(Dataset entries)
- - -

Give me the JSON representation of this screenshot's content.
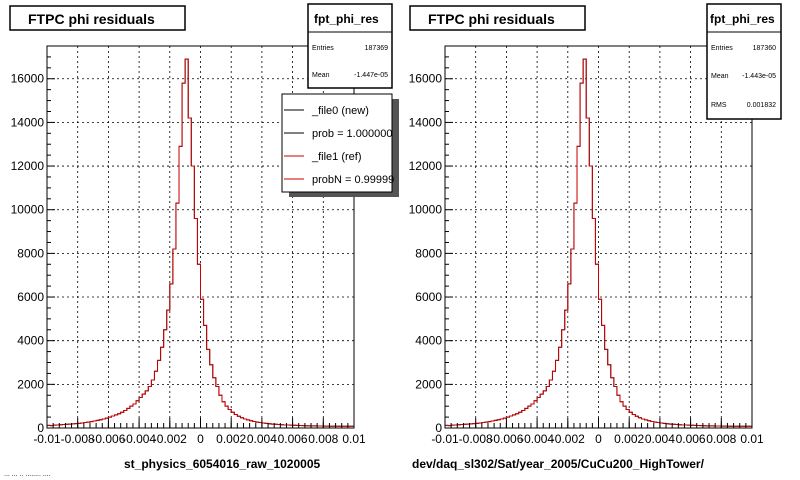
{
  "panels": [
    {
      "title": "FTPC phi residuals",
      "stats": {
        "name": "fpt_phi_res",
        "rows": [
          {
            "label": "Entries",
            "value": "187369"
          },
          {
            "label": "Mean",
            "value": "-1.447e-05"
          }
        ]
      },
      "legend": {
        "entries": [
          {
            "label": "_file0 (new)",
            "color": "#000000"
          },
          {
            "label": "prob = 1.000000",
            "color": "#000000"
          },
          {
            "label": "_file1 (ref)",
            "color": "#cc0000"
          },
          {
            "label": "probN = 0.99999",
            "color": "#cc0000"
          }
        ]
      },
      "caption": "st_physics_6054016_raw_1020005"
    },
    {
      "title": "FTPC phi residuals",
      "stats": {
        "name": "fpt_phi_res",
        "rows": [
          {
            "label": "Entries",
            "value": "187360"
          },
          {
            "label": "Mean",
            "value": "-1.443e-05"
          },
          {
            "label": "RMS",
            "value": "0.001832"
          }
        ]
      },
      "caption": "dev/daq_sl302/Sat/year_2005/CuCu200_HighTower/"
    }
  ],
  "footer_text": "... ... .. ........ ....",
  "chart_data": {
    "type": "histogram",
    "title": "FTPC phi residuals",
    "xlim": [
      -0.01,
      0.01
    ],
    "ylim": [
      0,
      17500
    ],
    "xticks": [
      -0.01,
      -0.008,
      -0.006,
      -0.004,
      -0.002,
      0,
      0.002,
      0.004,
      0.006,
      0.008,
      0.01
    ],
    "xtick_labels": [
      "-0.01",
      "-0.008",
      "-0.006",
      "-0.004",
      "-0.002",
      "0",
      "0.002",
      "0.004",
      "0.006",
      "0.008",
      "0.01"
    ],
    "yticks": [
      0,
      2000,
      4000,
      6000,
      8000,
      10000,
      12000,
      14000,
      16000
    ],
    "ytick_labels": [
      "0",
      "2000",
      "4000",
      "6000",
      "8000",
      "10000",
      "12000",
      "14000",
      "16000"
    ],
    "grid": true,
    "bin_width": 0.0002,
    "x_start": -0.01,
    "series": [
      {
        "name": "_file0 (new)",
        "color": "#000000",
        "values": [
          120,
          110,
          130,
          140,
          150,
          160,
          170,
          180,
          190,
          200,
          210,
          230,
          250,
          270,
          290,
          320,
          350,
          380,
          410,
          450,
          500,
          550,
          600,
          650,
          720,
          800,
          900,
          1000,
          1100,
          1250,
          1400,
          1550,
          1700,
          1900,
          2200,
          2600,
          3100,
          3700,
          4500,
          5400,
          6600,
          8200,
          10300,
          12900,
          15800,
          16900,
          14200,
          12000,
          9600,
          7500,
          5900,
          4700,
          3600,
          2900,
          2300,
          1900,
          1500,
          1200,
          1000,
          850,
          720,
          620,
          540,
          470,
          410,
          370,
          330,
          300,
          270,
          250,
          230,
          210,
          195,
          180,
          170,
          160,
          150,
          140,
          135,
          130,
          125,
          120,
          115,
          110,
          105,
          100,
          100,
          95,
          90,
          90,
          85,
          85,
          80,
          80,
          80,
          80,
          80,
          80,
          80,
          80
        ]
      },
      {
        "name": "_file1 (ref)",
        "color": "#cc0000",
        "values": [
          120,
          110,
          130,
          140,
          150,
          160,
          170,
          180,
          190,
          200,
          210,
          230,
          250,
          270,
          290,
          320,
          350,
          380,
          410,
          450,
          500,
          550,
          600,
          650,
          720,
          800,
          900,
          1000,
          1100,
          1250,
          1400,
          1550,
          1700,
          1900,
          2200,
          2600,
          3100,
          3700,
          4500,
          5400,
          6600,
          8200,
          10300,
          12900,
          15800,
          16900,
          14200,
          12000,
          9600,
          7500,
          5900,
          4700,
          3600,
          2900,
          2300,
          1900,
          1500,
          1200,
          1000,
          850,
          720,
          620,
          540,
          470,
          410,
          370,
          330,
          300,
          270,
          250,
          230,
          210,
          195,
          180,
          170,
          160,
          150,
          140,
          135,
          130,
          125,
          120,
          115,
          110,
          105,
          100,
          100,
          95,
          90,
          90,
          85,
          85,
          80,
          80,
          80,
          80,
          80,
          80,
          80,
          80
        ]
      }
    ]
  }
}
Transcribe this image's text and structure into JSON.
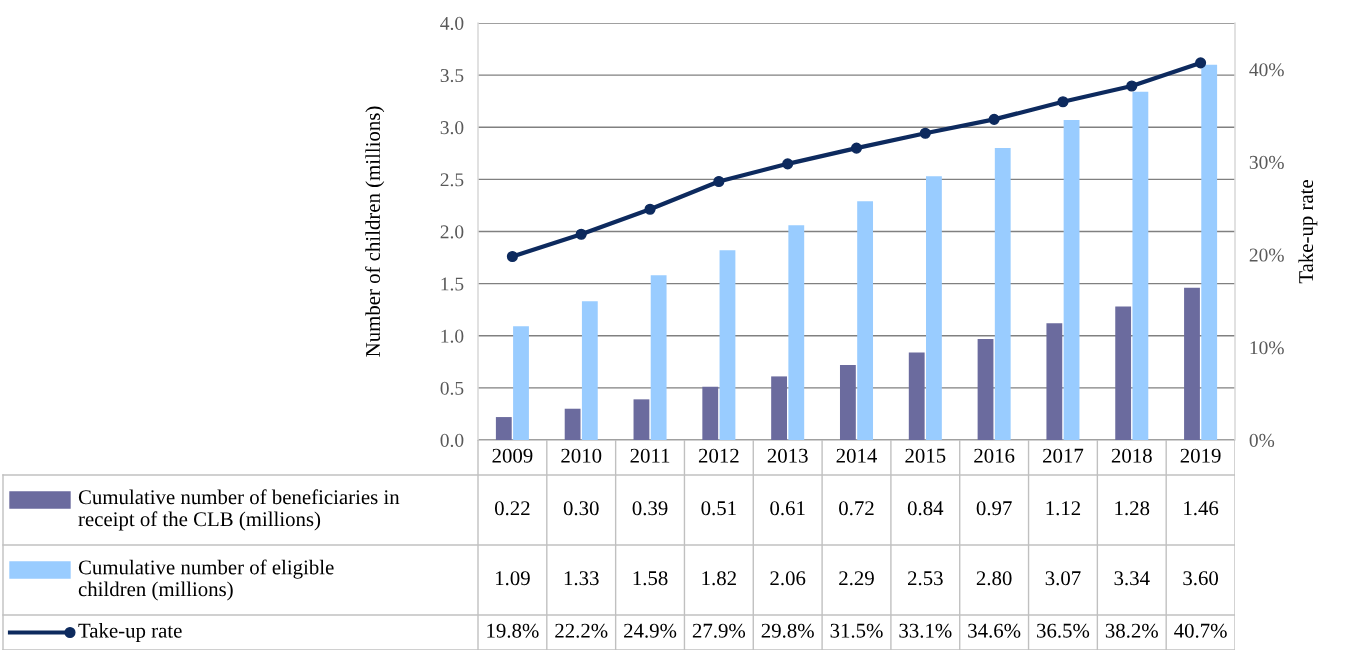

- - -

GIVEN PROBLEM: Reproduce the full material exactly, excluding the pictures.

RESPONSE TO THE EXERCISE:
Give me the JSON representation of this screenshot's content.
{
  "panels": [
    {
      "title": "FTPC phi residuals",
      "stats": {
        "name": "fpt_phi_res",
        "rows": [
          {
            "label": "Entries",
            "value": "187369"
          },
          {
            "label": "Mean",
            "value": "-1.447e-05"
          }
        ]
      },
      "legend": {
        "entries": [
          {
            "label": "_file0 (new)",
            "color": "#000000"
          },
          {
            "label": "prob = 1.000000",
            "color": "#000000"
          },
          {
            "label": "_file1 (ref)",
            "color": "#cc0000"
          },
          {
            "label": "probN = 0.99999",
            "color": "#cc0000"
          }
        ]
      },
      "caption": "st_physics_6054016_raw_1020005"
    },
    {
      "title": "FTPC phi residuals",
      "stats": {
        "name": "fpt_phi_res",
        "rows": [
          {
            "label": "Entries",
            "value": "187360"
          },
          {
            "label": "Mean",
            "value": "-1.443e-05"
          },
          {
            "label": "RMS",
            "value": "0.001832"
          }
        ]
      },
      "caption": "dev/daq_sl302/Sat/year_2005/CuCu200_HighTower/"
    }
  ],
  "footer_text": "... ... .. ........ ....",
  "chart_data": {
    "type": "histogram",
    "title": "FTPC phi residuals",
    "xlim": [
      -0.01,
      0.01
    ],
    "ylim": [
      0,
      17500
    ],
    "xticks": [
      -0.01,
      -0.008,
      -0.006,
      -0.004,
      -0.002,
      0,
      0.002,
      0.004,
      0.006,
      0.008,
      0.01
    ],
    "xtick_labels": [
      "-0.01",
      "-0.008",
      "-0.006",
      "-0.004",
      "-0.002",
      "0",
      "0.002",
      "0.004",
      "0.006",
      "0.008",
      "0.01"
    ],
    "yticks": [
      0,
      2000,
      4000,
      6000,
      8000,
      10000,
      12000,
      14000,
      16000
    ],
    "ytick_labels": [
      "0",
      "2000",
      "4000",
      "6000",
      "8000",
      "10000",
      "12000",
      "14000",
      "16000"
    ],
    "grid": true,
    "bin_width": 0.0002,
    "x_start": -0.01,
    "series": [
      {
        "name": "_file0 (new)",
        "color": "#000000",
        "values": [
          120,
          110,
          130,
          140,
          150,
          160,
          170,
          180,
          190,
          200,
          210,
          230,
          250,
          270,
          290,
          320,
          350,
          380,
          410,
          450,
          500,
          550,
          600,
          650,
          720,
          800,
          900,
          1000,
          1100,
          1250,
          1400,
          1550,
          1700,
          1900,
          2200,
          2600,
          3100,
          3700,
          4500,
          5400,
          6600,
          8200,
          10300,
          12900,
          15800,
          16900,
          14200,
          12000,
          9600,
          7500,
          5900,
          4700,
          3600,
          2900,
          2300,
          1900,
          1500,
          1200,
          1000,
          850,
          720,
          620,
          540,
          470,
          410,
          370,
          330,
          300,
          270,
          250,
          230,
          210,
          195,
          180,
          170,
          160,
          150,
          140,
          135,
          130,
          125,
          120,
          115,
          110,
          105,
          100,
          100,
          95,
          90,
          90,
          85,
          85,
          80,
          80,
          80,
          80,
          80,
          80,
          80,
          80
        ]
      },
      {
        "name": "_file1 (ref)",
        "color": "#cc0000",
        "values": [
          120,
          110,
          130,
          140,
          150,
          160,
          170,
          180,
          190,
          200,
          210,
          230,
          250,
          270,
          290,
          320,
          350,
          380,
          410,
          450,
          500,
          550,
          600,
          650,
          720,
          800,
          900,
          1000,
          1100,
          1250,
          1400,
          1550,
          1700,
          1900,
          2200,
          2600,
          3100,
          3700,
          4500,
          5400,
          6600,
          8200,
          10300,
          12900,
          15800,
          16900,
          14200,
          12000,
          9600,
          7500,
          5900,
          4700,
          3600,
          2900,
          2300,
          1900,
          1500,
          1200,
          1000,
          850,
          720,
          620,
          540,
          470,
          410,
          370,
          330,
          300,
          270,
          250,
          230,
          210,
          195,
          180,
          170,
          160,
          150,
          140,
          135,
          130,
          125,
          120,
          115,
          110,
          105,
          100,
          100,
          95,
          90,
          90,
          85,
          85,
          80,
          80,
          80,
          80,
          80,
          80,
          80,
          80
        ]
      }
    ]
  }
}
Transcribe this image's text and structure into JSON.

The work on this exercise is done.